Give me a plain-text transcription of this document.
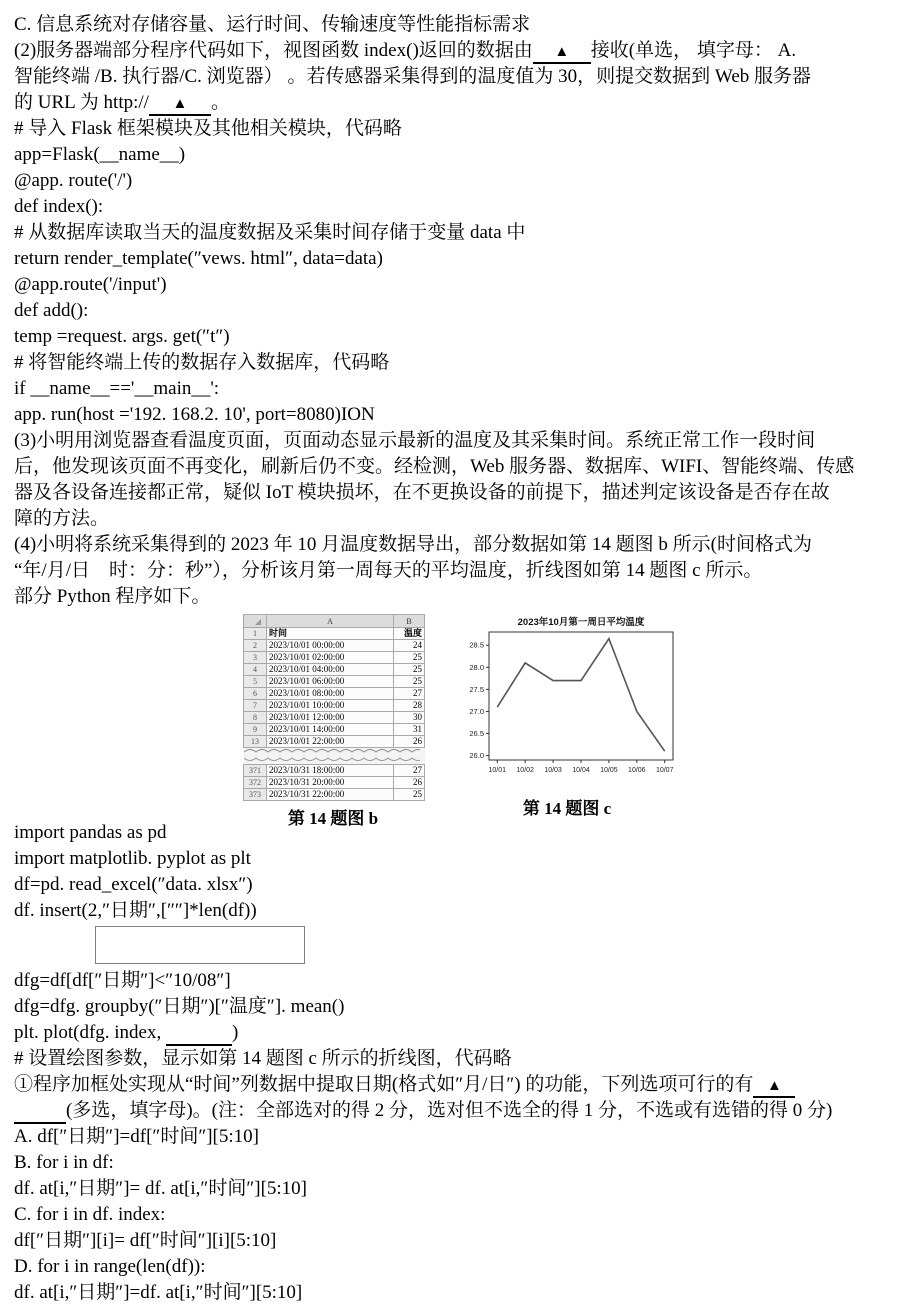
C. 信息系统对存储容量、运行时间、传输速度等性能指标需求
(2)服务器端部分程序代码如下，视图函数 index()返回的数据由 ▲ 接收(单选， 填字母： A.
智能终端 /B. 执行器/C. 浏览器） 。若传感器采集得到的温度值为 30，则提交数据到 Web 服务器
的 URL 为 http:// ▲ 。
# 导入 Flask 框架模块及其他相关模块，代码略
app=Flask(__name__)
@app. route('/')
def index():
# 从数据库读取当天的温度数据及采集时间存储于变量 data 中
return render_template(″vews. html″, data=data)
@app.route('/input')
def add():
temp =request. args. get(″t″)
# 将智能终端上传的数据存入数据库，代码略
if __name__=='__main__':
app. run(host ='192. 168.2. 10', port=8080)ION
(3)小明用浏览器查看温度页面，页面动态显示最新的温度及其采集时间。系统正常工作一段时间
后，他发现该页面不再变化，刷新后仍不变。经检测，Web 服务器、数据库、WIFI、智能终端、传感
器及各设备连接都正常，疑似 IoT 模块损坏，在不更换设备的前提下，描述判定该设备是否存在故
障的方法。
(4)小明将系统采集得到的 2023 年 10 月温度数据导出，部分数据如第 14 题图 b 所示(时间格式为
“年/月/日　时：分：秒”），分析该月第一周每天的平均温度，折线图如第 14 题图 c 所示。
部分 Python 程序如下。
	A	B
1	时间	温度
2	2023/10/01 00:00:00	24
3	2023/10/01 02:00:00	25
4	2023/10/01 04:00:00	25
5	2023/10/01 06:00:00	25
6	2023/10/01 08:00:00	27
7	2023/10/01 10:00:00	28
8	2023/10/01 12:00:00	30
9	2023/10/01 14:00:00	31
13	2023/10/01 22:00:00	26

371	2023/10/31 18:00:00	27
372	2023/10/31 20:00:00	26
373	2023/10/31 22:00:00	25
第 14 题图 b
2023年10月第一周日平均温度
26.0
26.5
27.0
27.5
28.0
28.5
10/01 10/02 10/03 10/04 10/05 10/06 10/07
第 14 题图 c
import pandas as pd
import matplotlib. pyplot as plt
df=pd. read_excel(″data. xlsx″)
df. insert(2,″日期″,[″″]*len(df))
dfg=df[df[″日期″]<″10/08″]
dfg=dfg. groupby(″日期″)[″温度″]. mean()
plt. plot(dfg. index,	)
# 设置绘图参数，显示如第 14 题图 c 所示的折线图，代码略
①程序加框处实现从“时间”列数据中提取日期(格式如″月/日″) 的功能，下列选项可行的有 ▲
(多选，填字母)。(注：全部选对的得 2 分，选对但不选全的得 1 分，不选或有选错的得 0 分)
A. df[″日期″]=df[″时间″][5:10]
B. for i in df:
df. at[i,″日期″]= df. at[i,″时间″][5:10]
C. for i in df. index:
df[″日期″][i]= df[″时间″][i][5:10]
D. for i in range(len(df)):
df. at[i,″日期″]=df. at[i,″时间″][5:10]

**Exercise brief**
Select all lines with the word "index" from the entries above.

**Task output**
(2)服务器端部分程序代码如下，视图函数 index()返回的数据由 ▲ 接收(单选， 填字母： A.
def index():
plt. plot(dfg. index,	)
C. for i in df. index:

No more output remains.